[Requirement]:
Restate the whole listing word for word. Pictures are left out.

[Data for the task]:
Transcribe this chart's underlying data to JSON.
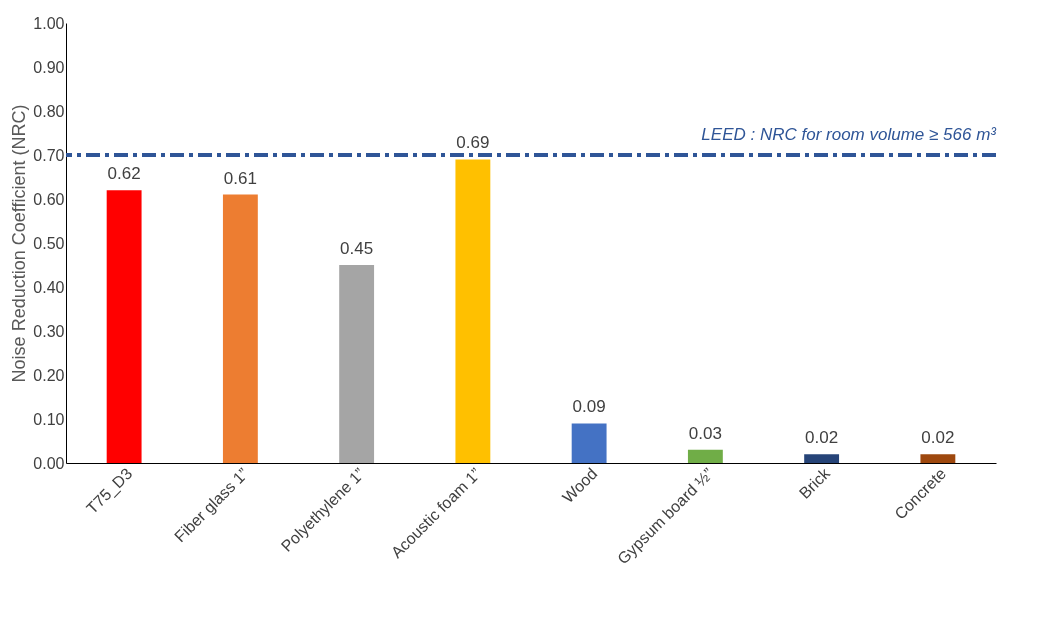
{
  "chart_data": {
    "type": "bar",
    "ylabel": "Noise Reduction Coefficient (NRC)",
    "categories": [
      "T75_D3",
      "Fiber glass 1”",
      "Polyethylene 1”",
      "Acoustic foam 1”",
      "Wood",
      "Gypsum board ½”",
      "Brick",
      "Concrete"
    ],
    "values": [
      0.62,
      0.61,
      0.45,
      0.69,
      0.09,
      0.03,
      0.02,
      0.02
    ],
    "colors": [
      "#ff0000",
      "#ed7d31",
      "#a5a5a5",
      "#ffc000",
      "#4472c4",
      "#70ad47",
      "#264478",
      "#9e480e"
    ],
    "ylim": [
      0,
      1
    ],
    "yticks": [
      {
        "value": 0,
        "label": "0.00"
      },
      {
        "value": 0.1,
        "label": "0.10"
      },
      {
        "value": 0.2,
        "label": "0.20"
      },
      {
        "value": 0.3,
        "label": "0.30"
      },
      {
        "value": 0.4,
        "label": "0.40"
      },
      {
        "value": 0.5,
        "label": "0.50"
      },
      {
        "value": 0.6,
        "label": "0.60"
      },
      {
        "value": 0.7,
        "label": "0.70"
      },
      {
        "value": 0.8,
        "label": "0.80"
      },
      {
        "value": 0.9,
        "label": "0.90"
      },
      {
        "value": 1,
        "label": "1.00"
      }
    ],
    "data_labels": true,
    "grid": false,
    "legend": false,
    "ref_lines": [
      {
        "axis": "y",
        "value": 0.7,
        "label": "LEED : NRC for room volume ≥ 566 m³",
        "color": "#2f5597",
        "line_style": "dashed"
      }
    ]
  }
}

[Answer to the problem]:
Transcribe this chart's underlying data to JSON.
{
  "chart_data": {
    "type": "bar",
    "ylabel": "Noise Reduction Coefficient (NRC)",
    "categories": [
      "T75_D3",
      "Fiber glass 1”",
      "Polyethylene 1”",
      "Acoustic foam 1”",
      "Wood",
      "Gypsum board ½”",
      "Brick",
      "Concrete"
    ],
    "values": [
      0.62,
      0.61,
      0.45,
      0.69,
      0.09,
      0.03,
      0.02,
      0.02
    ],
    "colors": [
      "#ff0000",
      "#ed7d31",
      "#a5a5a5",
      "#ffc000",
      "#4472c4",
      "#70ad47",
      "#264478",
      "#9e480e"
    ],
    "ylim": [
      0,
      1
    ],
    "yticks": [
      {
        "value": 0,
        "label": "0.00"
      },
      {
        "value": 0.1,
        "label": "0.10"
      },
      {
        "value": 0.2,
        "label": "0.20"
      },
      {
        "value": 0.3,
        "label": "0.30"
      },
      {
        "value": 0.4,
        "label": "0.40"
      },
      {
        "value": 0.5,
        "label": "0.50"
      },
      {
        "value": 0.6,
        "label": "0.60"
      },
      {
        "value": 0.7,
        "label": "0.70"
      },
      {
        "value": 0.8,
        "label": "0.80"
      },
      {
        "value": 0.9,
        "label": "0.90"
      },
      {
        "value": 1,
        "label": "1.00"
      }
    ],
    "data_labels": true,
    "grid": false,
    "legend": false,
    "ref_lines": [
      {
        "axis": "y",
        "value": 0.7,
        "label": "LEED : NRC for room volume ≥ 566 m³",
        "color": "#2f5597",
        "line_style": "dashed"
      }
    ]
  }
}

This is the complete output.